* begin MATERIALS PROVIDED *
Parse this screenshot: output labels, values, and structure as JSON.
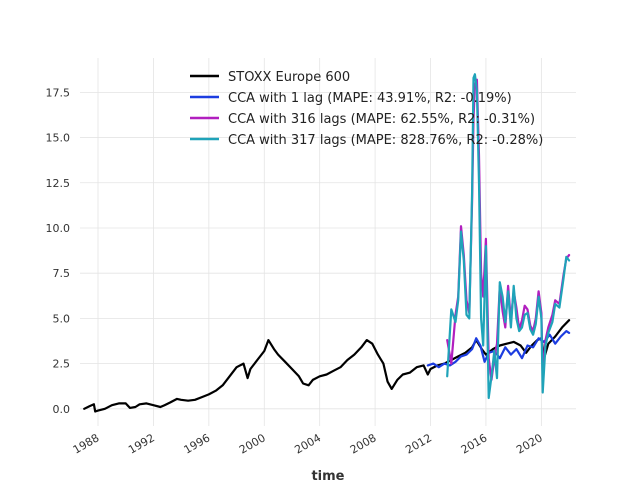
{
  "chart_data": {
    "type": "line",
    "xlabel": "time",
    "ylabel": "",
    "xlim": [
      1986.7,
      2022.5
    ],
    "ylim": [
      -0.95,
      19.4
    ],
    "x_ticks": [
      1988,
      1992,
      1996,
      2000,
      2004,
      2008,
      2012,
      2016,
      2020
    ],
    "y_ticks": [
      0.0,
      2.5,
      5.0,
      7.5,
      10.0,
      12.5,
      15.0,
      17.5
    ],
    "y_tick_labels": [
      "0.0",
      "2.5",
      "5.0",
      "7.5",
      "10.0",
      "12.5",
      "15.0",
      "17.5"
    ],
    "grid": true,
    "legend_position": "top-center",
    "series": [
      {
        "name": "STOXX Europe 600",
        "color": "#000000",
        "x": [
          1987.0,
          1987.4,
          1987.7,
          1987.8,
          1988.0,
          1988.5,
          1989.0,
          1989.5,
          1990.0,
          1990.3,
          1990.7,
          1991.0,
          1991.5,
          1992.0,
          1992.5,
          1992.8,
          1993.2,
          1993.7,
          1994.0,
          1994.5,
          1995.0,
          1995.5,
          1996.0,
          1996.5,
          1997.0,
          1997.5,
          1998.0,
          1998.5,
          1998.8,
          1999.0,
          1999.5,
          2000.0,
          2000.3,
          2000.7,
          2001.0,
          2001.5,
          2002.0,
          2002.5,
          2002.8,
          2003.2,
          2003.5,
          2004.0,
          2004.5,
          2005.0,
          2005.5,
          2006.0,
          2006.5,
          2007.0,
          2007.4,
          2007.8,
          2008.2,
          2008.6,
          2008.9,
          2009.2,
          2009.6,
          2010.0,
          2010.5,
          2011.0,
          2011.5,
          2011.8,
          2012.0,
          2012.5,
          2013.0,
          2013.5,
          2014.0,
          2014.5,
          2015.0,
          2015.3,
          2015.7,
          2016.0,
          2016.5,
          2017.0,
          2017.5,
          2018.0,
          2018.5,
          2018.9,
          2019.3,
          2019.7,
          2020.0,
          2020.2,
          2020.5,
          2021.0,
          2021.5,
          2022.0
        ],
        "y": [
          0.0,
          0.15,
          0.25,
          -0.15,
          -0.1,
          0.0,
          0.2,
          0.3,
          0.3,
          0.05,
          0.1,
          0.25,
          0.3,
          0.2,
          0.1,
          0.2,
          0.35,
          0.55,
          0.5,
          0.45,
          0.5,
          0.65,
          0.8,
          1.0,
          1.3,
          1.8,
          2.3,
          2.5,
          1.7,
          2.2,
          2.7,
          3.2,
          3.8,
          3.3,
          3.0,
          2.6,
          2.2,
          1.8,
          1.4,
          1.3,
          1.6,
          1.8,
          1.9,
          2.1,
          2.3,
          2.7,
          3.0,
          3.4,
          3.8,
          3.6,
          3.0,
          2.5,
          1.5,
          1.1,
          1.6,
          1.9,
          2.0,
          2.3,
          2.4,
          1.9,
          2.2,
          2.4,
          2.5,
          2.7,
          2.9,
          3.1,
          3.4,
          3.8,
          3.3,
          3.0,
          3.3,
          3.5,
          3.6,
          3.7,
          3.5,
          3.1,
          3.5,
          3.8,
          3.9,
          2.8,
          3.6,
          4.0,
          4.5,
          4.9
        ]
      },
      {
        "name": "CCA with 1 lag (MAPE: 43.91%, R2: -0.19%)",
        "color": "#1c3de0",
        "x": [
          2011.8,
          2012.2,
          2012.6,
          2013.0,
          2013.4,
          2013.8,
          2014.2,
          2014.6,
          2015.0,
          2015.3,
          2015.6,
          2015.9,
          2016.2,
          2016.6,
          2017.0,
          2017.4,
          2017.8,
          2018.2,
          2018.6,
          2019.0,
          2019.4,
          2019.8,
          2020.2,
          2020.6,
          2021.0,
          2021.4,
          2021.8,
          2022.0
        ],
        "y": [
          2.4,
          2.5,
          2.3,
          2.5,
          2.4,
          2.6,
          2.9,
          3.0,
          3.3,
          3.9,
          3.5,
          2.6,
          3.1,
          3.2,
          2.8,
          3.4,
          3.0,
          3.3,
          2.8,
          3.5,
          3.4,
          3.9,
          3.7,
          4.1,
          3.6,
          4.0,
          4.3,
          4.2
        ]
      },
      {
        "name": "CCA with 316 lags (MAPE: 62.55%, R2: -0.31%)",
        "color": "#b11fbf",
        "x": [
          2013.2,
          2013.5,
          2013.8,
          2014.0,
          2014.2,
          2014.4,
          2014.6,
          2014.8,
          2015.0,
          2015.1,
          2015.2,
          2015.35,
          2015.5,
          2015.65,
          2015.8,
          2016.0,
          2016.2,
          2016.4,
          2016.6,
          2016.8,
          2017.0,
          2017.2,
          2017.4,
          2017.6,
          2017.8,
          2018.0,
          2018.2,
          2018.4,
          2018.6,
          2018.8,
          2019.0,
          2019.2,
          2019.4,
          2019.6,
          2019.8,
          2020.0,
          2020.1,
          2020.3,
          2020.5,
          2020.8,
          2021.0,
          2021.3,
          2021.6,
          2021.8,
          2022.0
        ],
        "y": [
          3.8,
          2.5,
          5.2,
          6.2,
          10.1,
          8.5,
          6.0,
          5.3,
          11.5,
          16.0,
          17.9,
          18.2,
          14.0,
          7.5,
          6.2,
          9.4,
          2.8,
          1.6,
          2.8,
          3.6,
          6.8,
          5.4,
          4.5,
          6.8,
          4.9,
          6.5,
          5.6,
          4.4,
          4.9,
          5.7,
          5.5,
          4.6,
          4.3,
          5.0,
          6.5,
          5.3,
          1.8,
          3.8,
          4.5,
          5.2,
          6.0,
          5.8,
          7.4,
          8.3,
          8.5
        ]
      },
      {
        "name": "CCA with 317 lags (MAPE: 828.76%, R2: -0.28%)",
        "color": "#1fa3b9",
        "x": [
          2013.2,
          2013.5,
          2013.8,
          2014.0,
          2014.2,
          2014.4,
          2014.6,
          2014.8,
          2015.0,
          2015.1,
          2015.2,
          2015.35,
          2015.5,
          2015.65,
          2015.8,
          2016.0,
          2016.2,
          2016.4,
          2016.6,
          2016.8,
          2017.0,
          2017.2,
          2017.4,
          2017.6,
          2017.8,
          2018.0,
          2018.2,
          2018.4,
          2018.6,
          2018.8,
          2019.0,
          2019.2,
          2019.4,
          2019.6,
          2019.8,
          2020.0,
          2020.1,
          2020.3,
          2020.5,
          2020.8,
          2021.0,
          2021.3,
          2021.6,
          2021.8,
          2022.0
        ],
        "y": [
          1.8,
          5.5,
          4.8,
          6.0,
          9.8,
          8.2,
          5.2,
          5.0,
          12.0,
          18.3,
          18.5,
          17.6,
          12.5,
          5.0,
          3.5,
          9.0,
          0.6,
          1.8,
          3.2,
          1.7,
          7.0,
          6.2,
          4.8,
          6.5,
          4.5,
          6.8,
          5.0,
          4.3,
          4.5,
          5.2,
          5.3,
          4.4,
          4.1,
          4.7,
          6.2,
          5.0,
          0.9,
          3.5,
          4.2,
          4.8,
          5.8,
          5.6,
          7.2,
          8.4,
          8.2
        ]
      }
    ]
  }
}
* end MATERIALS PROVIDED *
> **DIRECTION**:
Every entry must be transcribed exactly. Pictures do not belong in the copy.

> **CORRECT RESULT**:
Parse this screenshot: output labels, values, and structure as JSON.
{
  "chart_data": {
    "type": "line",
    "xlabel": "time",
    "ylabel": "",
    "xlim": [
      1986.7,
      2022.5
    ],
    "ylim": [
      -0.95,
      19.4
    ],
    "x_ticks": [
      1988,
      1992,
      1996,
      2000,
      2004,
      2008,
      2012,
      2016,
      2020
    ],
    "y_ticks": [
      0.0,
      2.5,
      5.0,
      7.5,
      10.0,
      12.5,
      15.0,
      17.5
    ],
    "y_tick_labels": [
      "0.0",
      "2.5",
      "5.0",
      "7.5",
      "10.0",
      "12.5",
      "15.0",
      "17.5"
    ],
    "grid": true,
    "legend_position": "top-center",
    "series": [
      {
        "name": "STOXX Europe 600",
        "color": "#000000",
        "x": [
          1987.0,
          1987.4,
          1987.7,
          1987.8,
          1988.0,
          1988.5,
          1989.0,
          1989.5,
          1990.0,
          1990.3,
          1990.7,
          1991.0,
          1991.5,
          1992.0,
          1992.5,
          1992.8,
          1993.2,
          1993.7,
          1994.0,
          1994.5,
          1995.0,
          1995.5,
          1996.0,
          1996.5,
          1997.0,
          1997.5,
          1998.0,
          1998.5,
          1998.8,
          1999.0,
          1999.5,
          2000.0,
          2000.3,
          2000.7,
          2001.0,
          2001.5,
          2002.0,
          2002.5,
          2002.8,
          2003.2,
          2003.5,
          2004.0,
          2004.5,
          2005.0,
          2005.5,
          2006.0,
          2006.5,
          2007.0,
          2007.4,
          2007.8,
          2008.2,
          2008.6,
          2008.9,
          2009.2,
          2009.6,
          2010.0,
          2010.5,
          2011.0,
          2011.5,
          2011.8,
          2012.0,
          2012.5,
          2013.0,
          2013.5,
          2014.0,
          2014.5,
          2015.0,
          2015.3,
          2015.7,
          2016.0,
          2016.5,
          2017.0,
          2017.5,
          2018.0,
          2018.5,
          2018.9,
          2019.3,
          2019.7,
          2020.0,
          2020.2,
          2020.5,
          2021.0,
          2021.5,
          2022.0
        ],
        "y": [
          0.0,
          0.15,
          0.25,
          -0.15,
          -0.1,
          0.0,
          0.2,
          0.3,
          0.3,
          0.05,
          0.1,
          0.25,
          0.3,
          0.2,
          0.1,
          0.2,
          0.35,
          0.55,
          0.5,
          0.45,
          0.5,
          0.65,
          0.8,
          1.0,
          1.3,
          1.8,
          2.3,
          2.5,
          1.7,
          2.2,
          2.7,
          3.2,
          3.8,
          3.3,
          3.0,
          2.6,
          2.2,
          1.8,
          1.4,
          1.3,
          1.6,
          1.8,
          1.9,
          2.1,
          2.3,
          2.7,
          3.0,
          3.4,
          3.8,
          3.6,
          3.0,
          2.5,
          1.5,
          1.1,
          1.6,
          1.9,
          2.0,
          2.3,
          2.4,
          1.9,
          2.2,
          2.4,
          2.5,
          2.7,
          2.9,
          3.1,
          3.4,
          3.8,
          3.3,
          3.0,
          3.3,
          3.5,
          3.6,
          3.7,
          3.5,
          3.1,
          3.5,
          3.8,
          3.9,
          2.8,
          3.6,
          4.0,
          4.5,
          4.9
        ]
      },
      {
        "name": "CCA with 1 lag (MAPE: 43.91%, R2: -0.19%)",
        "color": "#1c3de0",
        "x": [
          2011.8,
          2012.2,
          2012.6,
          2013.0,
          2013.4,
          2013.8,
          2014.2,
          2014.6,
          2015.0,
          2015.3,
          2015.6,
          2015.9,
          2016.2,
          2016.6,
          2017.0,
          2017.4,
          2017.8,
          2018.2,
          2018.6,
          2019.0,
          2019.4,
          2019.8,
          2020.2,
          2020.6,
          2021.0,
          2021.4,
          2021.8,
          2022.0
        ],
        "y": [
          2.4,
          2.5,
          2.3,
          2.5,
          2.4,
          2.6,
          2.9,
          3.0,
          3.3,
          3.9,
          3.5,
          2.6,
          3.1,
          3.2,
          2.8,
          3.4,
          3.0,
          3.3,
          2.8,
          3.5,
          3.4,
          3.9,
          3.7,
          4.1,
          3.6,
          4.0,
          4.3,
          4.2
        ]
      },
      {
        "name": "CCA with 316 lags (MAPE: 62.55%, R2: -0.31%)",
        "color": "#b11fbf",
        "x": [
          2013.2,
          2013.5,
          2013.8,
          2014.0,
          2014.2,
          2014.4,
          2014.6,
          2014.8,
          2015.0,
          2015.1,
          2015.2,
          2015.35,
          2015.5,
          2015.65,
          2015.8,
          2016.0,
          2016.2,
          2016.4,
          2016.6,
          2016.8,
          2017.0,
          2017.2,
          2017.4,
          2017.6,
          2017.8,
          2018.0,
          2018.2,
          2018.4,
          2018.6,
          2018.8,
          2019.0,
          2019.2,
          2019.4,
          2019.6,
          2019.8,
          2020.0,
          2020.1,
          2020.3,
          2020.5,
          2020.8,
          2021.0,
          2021.3,
          2021.6,
          2021.8,
          2022.0
        ],
        "y": [
          3.8,
          2.5,
          5.2,
          6.2,
          10.1,
          8.5,
          6.0,
          5.3,
          11.5,
          16.0,
          17.9,
          18.2,
          14.0,
          7.5,
          6.2,
          9.4,
          2.8,
          1.6,
          2.8,
          3.6,
          6.8,
          5.4,
          4.5,
          6.8,
          4.9,
          6.5,
          5.6,
          4.4,
          4.9,
          5.7,
          5.5,
          4.6,
          4.3,
          5.0,
          6.5,
          5.3,
          1.8,
          3.8,
          4.5,
          5.2,
          6.0,
          5.8,
          7.4,
          8.3,
          8.5
        ]
      },
      {
        "name": "CCA with 317 lags (MAPE: 828.76%, R2: -0.28%)",
        "color": "#1fa3b9",
        "x": [
          2013.2,
          2013.5,
          2013.8,
          2014.0,
          2014.2,
          2014.4,
          2014.6,
          2014.8,
          2015.0,
          2015.1,
          2015.2,
          2015.35,
          2015.5,
          2015.65,
          2015.8,
          2016.0,
          2016.2,
          2016.4,
          2016.6,
          2016.8,
          2017.0,
          2017.2,
          2017.4,
          2017.6,
          2017.8,
          2018.0,
          2018.2,
          2018.4,
          2018.6,
          2018.8,
          2019.0,
          2019.2,
          2019.4,
          2019.6,
          2019.8,
          2020.0,
          2020.1,
          2020.3,
          2020.5,
          2020.8,
          2021.0,
          2021.3,
          2021.6,
          2021.8,
          2022.0
        ],
        "y": [
          1.8,
          5.5,
          4.8,
          6.0,
          9.8,
          8.2,
          5.2,
          5.0,
          12.0,
          18.3,
          18.5,
          17.6,
          12.5,
          5.0,
          3.5,
          9.0,
          0.6,
          1.8,
          3.2,
          1.7,
          7.0,
          6.2,
          4.8,
          6.5,
          4.5,
          6.8,
          5.0,
          4.3,
          4.5,
          5.2,
          5.3,
          4.4,
          4.1,
          4.7,
          6.2,
          5.0,
          0.9,
          3.5,
          4.2,
          4.8,
          5.8,
          5.6,
          7.2,
          8.4,
          8.2
        ]
      }
    ]
  }
}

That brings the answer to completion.